**REQUIREMENTS:**
Write out every line below that includes the word "SYSTEM".

**Figure record listings:**
━━━

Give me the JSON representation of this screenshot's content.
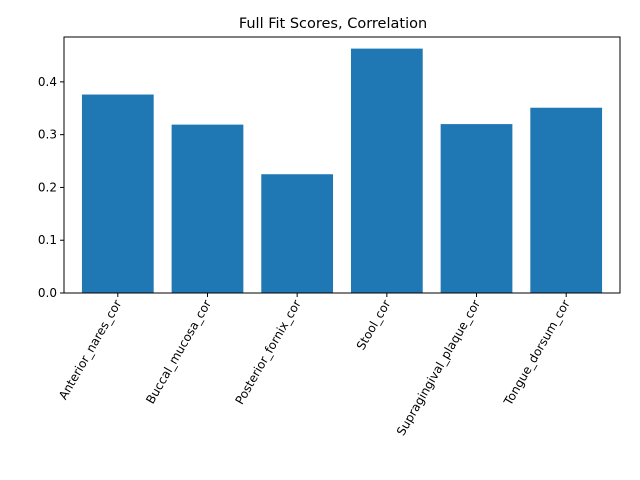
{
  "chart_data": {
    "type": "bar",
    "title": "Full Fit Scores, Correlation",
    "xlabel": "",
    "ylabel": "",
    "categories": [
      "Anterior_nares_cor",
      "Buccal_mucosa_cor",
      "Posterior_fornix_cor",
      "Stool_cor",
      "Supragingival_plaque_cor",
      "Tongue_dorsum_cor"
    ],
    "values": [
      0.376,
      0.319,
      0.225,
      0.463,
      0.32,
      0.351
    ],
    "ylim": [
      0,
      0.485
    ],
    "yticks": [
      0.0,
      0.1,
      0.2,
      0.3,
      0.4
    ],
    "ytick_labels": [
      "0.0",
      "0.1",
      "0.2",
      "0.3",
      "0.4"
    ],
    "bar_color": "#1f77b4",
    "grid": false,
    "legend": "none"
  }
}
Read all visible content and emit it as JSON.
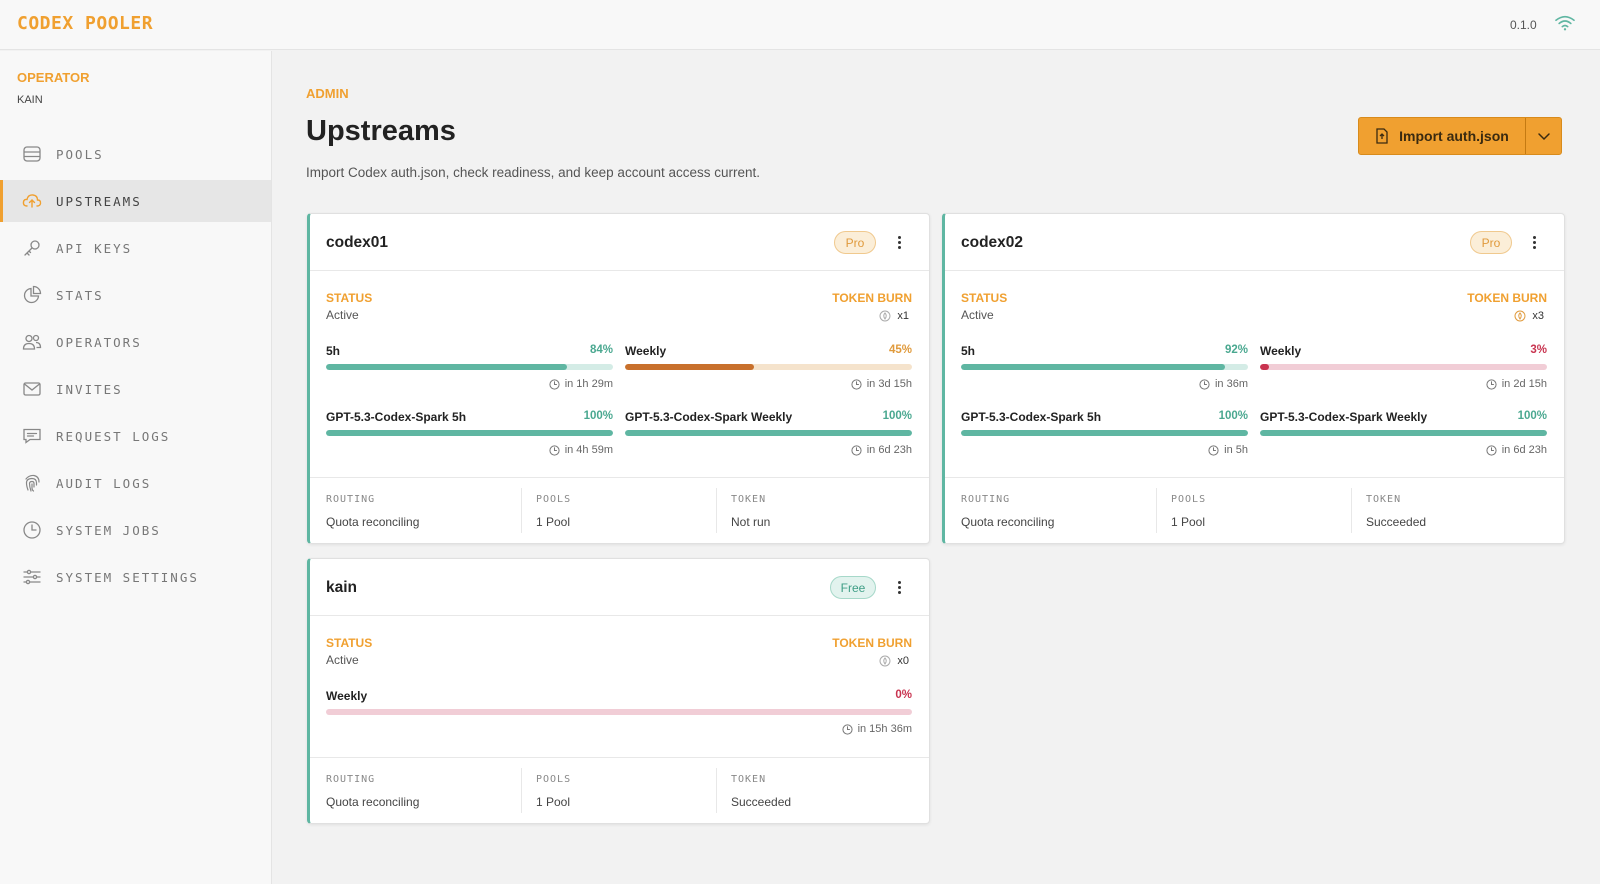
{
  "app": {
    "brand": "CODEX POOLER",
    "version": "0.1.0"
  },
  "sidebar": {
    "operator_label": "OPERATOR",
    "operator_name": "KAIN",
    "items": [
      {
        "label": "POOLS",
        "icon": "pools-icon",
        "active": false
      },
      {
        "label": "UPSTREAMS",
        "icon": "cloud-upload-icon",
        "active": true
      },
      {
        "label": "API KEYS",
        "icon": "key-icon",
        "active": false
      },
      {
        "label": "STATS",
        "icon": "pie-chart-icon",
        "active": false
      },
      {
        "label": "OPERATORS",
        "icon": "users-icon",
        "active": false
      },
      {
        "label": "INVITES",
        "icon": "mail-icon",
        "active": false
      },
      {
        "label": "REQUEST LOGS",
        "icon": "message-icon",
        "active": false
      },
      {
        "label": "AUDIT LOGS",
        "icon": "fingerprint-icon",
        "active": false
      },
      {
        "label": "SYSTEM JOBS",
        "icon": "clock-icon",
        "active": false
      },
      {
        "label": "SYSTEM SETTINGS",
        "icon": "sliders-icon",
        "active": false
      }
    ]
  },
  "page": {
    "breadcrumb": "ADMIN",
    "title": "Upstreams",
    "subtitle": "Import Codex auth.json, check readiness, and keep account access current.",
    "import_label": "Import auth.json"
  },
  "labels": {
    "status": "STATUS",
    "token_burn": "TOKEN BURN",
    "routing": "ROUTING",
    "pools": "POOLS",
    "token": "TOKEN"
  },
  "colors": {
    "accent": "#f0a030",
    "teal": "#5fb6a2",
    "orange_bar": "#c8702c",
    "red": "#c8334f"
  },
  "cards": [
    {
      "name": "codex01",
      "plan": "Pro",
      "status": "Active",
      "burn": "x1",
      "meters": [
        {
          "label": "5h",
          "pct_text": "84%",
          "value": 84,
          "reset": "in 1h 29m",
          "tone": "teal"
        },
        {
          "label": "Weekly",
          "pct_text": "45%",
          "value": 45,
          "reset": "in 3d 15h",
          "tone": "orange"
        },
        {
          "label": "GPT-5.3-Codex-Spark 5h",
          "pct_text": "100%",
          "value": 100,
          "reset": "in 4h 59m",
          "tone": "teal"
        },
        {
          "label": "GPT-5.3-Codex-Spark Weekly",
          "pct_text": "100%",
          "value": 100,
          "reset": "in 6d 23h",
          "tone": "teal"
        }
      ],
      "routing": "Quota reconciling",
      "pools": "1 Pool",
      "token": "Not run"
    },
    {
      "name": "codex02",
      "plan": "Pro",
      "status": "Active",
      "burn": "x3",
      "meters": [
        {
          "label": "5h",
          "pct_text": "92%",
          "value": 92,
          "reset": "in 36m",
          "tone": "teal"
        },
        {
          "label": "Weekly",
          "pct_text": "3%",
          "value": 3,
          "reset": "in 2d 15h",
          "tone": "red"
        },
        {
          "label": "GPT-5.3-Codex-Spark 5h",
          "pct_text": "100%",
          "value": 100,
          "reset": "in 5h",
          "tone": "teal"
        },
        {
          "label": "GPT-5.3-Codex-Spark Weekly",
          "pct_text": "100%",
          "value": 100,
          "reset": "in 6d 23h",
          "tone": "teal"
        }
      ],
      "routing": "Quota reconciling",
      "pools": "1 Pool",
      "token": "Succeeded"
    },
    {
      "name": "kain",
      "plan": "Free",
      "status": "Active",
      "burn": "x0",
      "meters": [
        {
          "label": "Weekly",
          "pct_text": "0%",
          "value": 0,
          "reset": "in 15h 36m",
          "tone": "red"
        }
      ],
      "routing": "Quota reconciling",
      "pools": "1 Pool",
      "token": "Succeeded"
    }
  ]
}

━━━

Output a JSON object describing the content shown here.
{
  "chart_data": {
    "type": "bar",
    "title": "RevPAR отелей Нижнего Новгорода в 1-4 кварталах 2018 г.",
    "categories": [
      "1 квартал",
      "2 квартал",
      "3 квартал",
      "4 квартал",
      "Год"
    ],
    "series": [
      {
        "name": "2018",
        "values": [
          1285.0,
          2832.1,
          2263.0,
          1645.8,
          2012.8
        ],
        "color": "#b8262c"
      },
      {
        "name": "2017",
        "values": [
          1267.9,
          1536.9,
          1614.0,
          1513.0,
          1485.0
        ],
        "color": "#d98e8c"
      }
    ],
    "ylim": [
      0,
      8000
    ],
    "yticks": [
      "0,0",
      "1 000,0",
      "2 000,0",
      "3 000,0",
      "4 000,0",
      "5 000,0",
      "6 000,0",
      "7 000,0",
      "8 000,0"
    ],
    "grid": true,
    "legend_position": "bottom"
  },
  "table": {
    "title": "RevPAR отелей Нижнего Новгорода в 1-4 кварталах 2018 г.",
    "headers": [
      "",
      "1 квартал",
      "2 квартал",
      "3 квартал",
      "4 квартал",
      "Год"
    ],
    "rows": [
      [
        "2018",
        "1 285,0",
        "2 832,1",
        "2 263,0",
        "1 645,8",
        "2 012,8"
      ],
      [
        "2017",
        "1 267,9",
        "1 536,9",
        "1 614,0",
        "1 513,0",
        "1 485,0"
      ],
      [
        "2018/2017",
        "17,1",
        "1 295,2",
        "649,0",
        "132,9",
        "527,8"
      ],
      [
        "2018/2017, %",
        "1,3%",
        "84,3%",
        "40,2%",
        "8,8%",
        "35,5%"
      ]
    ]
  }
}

━━━

**TASK RESPONSE:**
        "label": "SYSTEM JOBS",
        "label": "SYSTEM SETTINGS",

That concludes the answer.